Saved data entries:
******

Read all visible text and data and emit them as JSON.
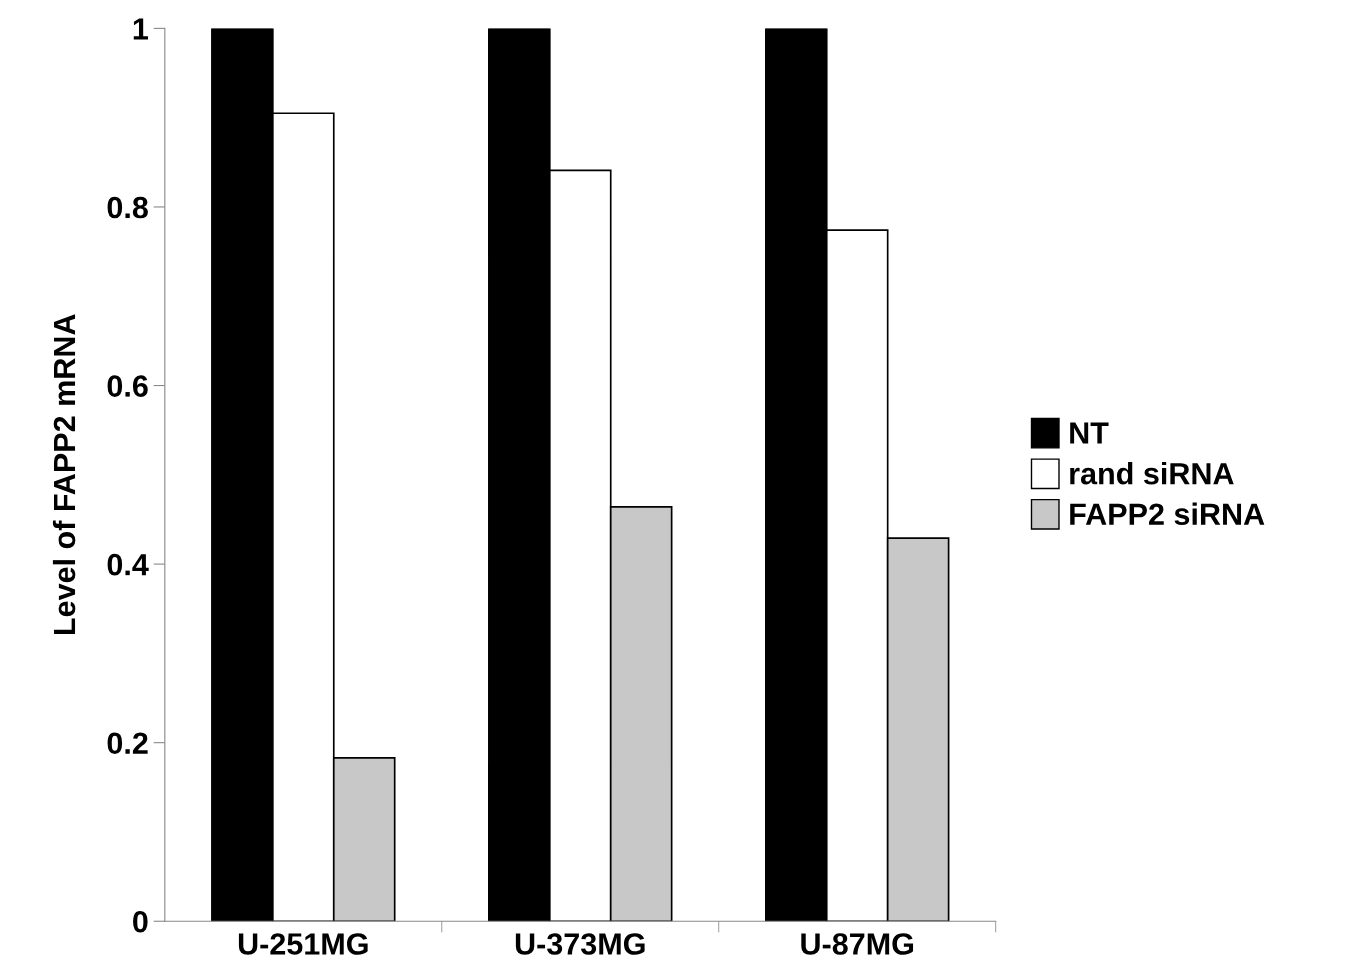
{
  "chart_data": {
    "type": "bar",
    "ylabel": "Level of FAPP2 mRNA",
    "categories": [
      "U-251MG",
      "U-373MG",
      "U-87MG"
    ],
    "series": [
      {
        "name": "NT",
        "color": "#000000",
        "values": [
          1,
          1,
          1
        ]
      },
      {
        "name": "rand siRNA",
        "color": "#ffffff",
        "values": [
          0.905,
          0.841,
          0.774
        ]
      },
      {
        "name": "FAPP2 siRNA",
        "color": "#c8c8c8",
        "values": [
          0.183,
          0.464,
          0.429
        ]
      }
    ],
    "ylim": [
      0,
      1
    ],
    "yticks": [
      0,
      0.2,
      0.4,
      0.6,
      0.8,
      1
    ],
    "grid": false,
    "legend": "right"
  }
}
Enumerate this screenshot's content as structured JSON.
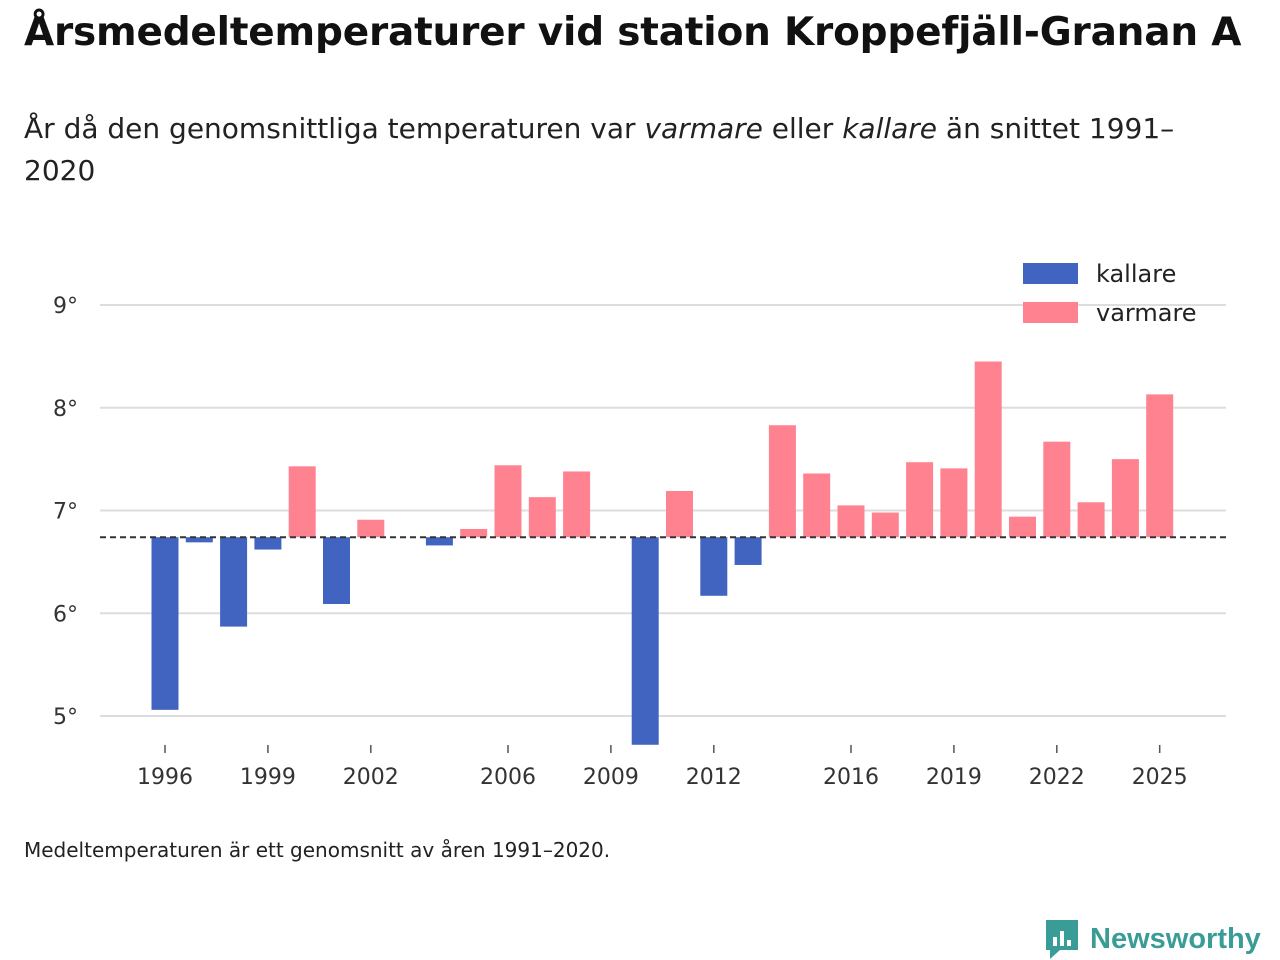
{
  "chart_data": {
    "type": "bar",
    "title": "Årsmedeltemperaturer vid station Kroppefjäll-Granan A",
    "subtitle_parts": [
      "År då den genomsnittliga temperaturen var ",
      "varmare",
      " eller ",
      "kallare",
      " än snittet 1991–2020"
    ],
    "note": "Medeltemperaturen är ett genomsnitt av åren 1991–2020.",
    "baseline": 6.74,
    "ylim": [
      4.7,
      9.5
    ],
    "xlim": [
      1993.5,
      2026.5
    ],
    "yticks": [
      5,
      6,
      7,
      8,
      9
    ],
    "ytick_labels": [
      "5°",
      "6°",
      "7°",
      "8°",
      "9°"
    ],
    "xticks": [
      1996,
      1999,
      2002,
      2006,
      2009,
      2012,
      2016,
      2019,
      2022,
      2025
    ],
    "xtick_labels": [
      "1996",
      "1999",
      "2002",
      "2006",
      "2009",
      "2012",
      "2016",
      "2019",
      "2022",
      "2025"
    ],
    "legend": [
      {
        "name": "kallare",
        "color": "#4164c0"
      },
      {
        "name": "varmare",
        "color": "#ff8290"
      }
    ],
    "colors": {
      "kallare": "#4164c0",
      "varmare": "#ff8290",
      "grid": "#dddddd",
      "baseline": "#333333"
    },
    "series": [
      {
        "year": 1996,
        "value": 5.06
      },
      {
        "year": 1997,
        "value": 6.69
      },
      {
        "year": 1998,
        "value": 5.87
      },
      {
        "year": 1999,
        "value": 6.62
      },
      {
        "year": 2000,
        "value": 7.43
      },
      {
        "year": 2001,
        "value": 6.09
      },
      {
        "year": 2002,
        "value": 6.91
      },
      {
        "year": 2004,
        "value": 6.66
      },
      {
        "year": 2005,
        "value": 6.82
      },
      {
        "year": 2006,
        "value": 7.44
      },
      {
        "year": 2007,
        "value": 7.13
      },
      {
        "year": 2008,
        "value": 7.38
      },
      {
        "year": 2010,
        "value": 4.72
      },
      {
        "year": 2011,
        "value": 7.19
      },
      {
        "year": 2012,
        "value": 6.17
      },
      {
        "year": 2013,
        "value": 6.47
      },
      {
        "year": 2014,
        "value": 7.83
      },
      {
        "year": 2015,
        "value": 7.36
      },
      {
        "year": 2016,
        "value": 7.05
      },
      {
        "year": 2017,
        "value": 6.98
      },
      {
        "year": 2018,
        "value": 7.47
      },
      {
        "year": 2019,
        "value": 7.41
      },
      {
        "year": 2020,
        "value": 8.45
      },
      {
        "year": 2021,
        "value": 6.94
      },
      {
        "year": 2022,
        "value": 7.67
      },
      {
        "year": 2023,
        "value": 7.08
      },
      {
        "year": 2024,
        "value": 7.5
      },
      {
        "year": 2025,
        "value": 8.13
      }
    ]
  },
  "brand": {
    "name": "Newsworthy",
    "color": "#3a9c97",
    "icon": "newsworthy-logo-icon"
  }
}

******

→ **TASK DETAILS**: The response consists of the data above printed line for line, with no pictures.

→ **RESULT OF THE TASK**:
Read all visible text and data and emit them as JSON.
{
  "chart_data": {
    "type": "bar",
    "ylabel": "Level of FAPP2 mRNA",
    "categories": [
      "U-251MG",
      "U-373MG",
      "U-87MG"
    ],
    "series": [
      {
        "name": "NT",
        "color": "#000000",
        "values": [
          1,
          1,
          1
        ]
      },
      {
        "name": "rand siRNA",
        "color": "#ffffff",
        "values": [
          0.905,
          0.841,
          0.774
        ]
      },
      {
        "name": "FAPP2 siRNA",
        "color": "#c8c8c8",
        "values": [
          0.183,
          0.464,
          0.429
        ]
      }
    ],
    "ylim": [
      0,
      1
    ],
    "yticks": [
      0,
      0.2,
      0.4,
      0.6,
      0.8,
      1
    ],
    "grid": false,
    "legend": "right"
  }
}
Enumerate this screenshot's content as structured JSON.
{
  "chart_data": {
    "type": "bar",
    "title": "Årsmedeltemperaturer vid station Kroppefjäll-Granan A",
    "subtitle_parts": [
      "År då den genomsnittliga temperaturen var ",
      "varmare",
      " eller ",
      "kallare",
      " än snittet 1991–2020"
    ],
    "note": "Medeltemperaturen är ett genomsnitt av åren 1991–2020.",
    "baseline": 6.74,
    "ylim": [
      4.7,
      9.5
    ],
    "xlim": [
      1993.5,
      2026.5
    ],
    "yticks": [
      5,
      6,
      7,
      8,
      9
    ],
    "ytick_labels": [
      "5°",
      "6°",
      "7°",
      "8°",
      "9°"
    ],
    "xticks": [
      1996,
      1999,
      2002,
      2006,
      2009,
      2012,
      2016,
      2019,
      2022,
      2025
    ],
    "xtick_labels": [
      "1996",
      "1999",
      "2002",
      "2006",
      "2009",
      "2012",
      "2016",
      "2019",
      "2022",
      "2025"
    ],
    "legend": [
      {
        "name": "kallare",
        "color": "#4164c0"
      },
      {
        "name": "varmare",
        "color": "#ff8290"
      }
    ],
    "colors": {
      "kallare": "#4164c0",
      "varmare": "#ff8290",
      "grid": "#dddddd",
      "baseline": "#333333"
    },
    "series": [
      {
        "year": 1996,
        "value": 5.06
      },
      {
        "year": 1997,
        "value": 6.69
      },
      {
        "year": 1998,
        "value": 5.87
      },
      {
        "year": 1999,
        "value": 6.62
      },
      {
        "year": 2000,
        "value": 7.43
      },
      {
        "year": 2001,
        "value": 6.09
      },
      {
        "year": 2002,
        "value": 6.91
      },
      {
        "year": 2004,
        "value": 6.66
      },
      {
        "year": 2005,
        "value": 6.82
      },
      {
        "year": 2006,
        "value": 7.44
      },
      {
        "year": 2007,
        "value": 7.13
      },
      {
        "year": 2008,
        "value": 7.38
      },
      {
        "year": 2010,
        "value": 4.72
      },
      {
        "year": 2011,
        "value": 7.19
      },
      {
        "year": 2012,
        "value": 6.17
      },
      {
        "year": 2013,
        "value": 6.47
      },
      {
        "year": 2014,
        "value": 7.83
      },
      {
        "year": 2015,
        "value": 7.36
      },
      {
        "year": 2016,
        "value": 7.05
      },
      {
        "year": 2017,
        "value": 6.98
      },
      {
        "year": 2018,
        "value": 7.47
      },
      {
        "year": 2019,
        "value": 7.41
      },
      {
        "year": 2020,
        "value": 8.45
      },
      {
        "year": 2021,
        "value": 6.94
      },
      {
        "year": 2022,
        "value": 7.67
      },
      {
        "year": 2023,
        "value": 7.08
      },
      {
        "year": 2024,
        "value": 7.5
      },
      {
        "year": 2025,
        "value": 8.13
      }
    ]
  },
  "brand": {
    "name": "Newsworthy",
    "color": "#3a9c97",
    "icon": "newsworthy-logo-icon"
  }
}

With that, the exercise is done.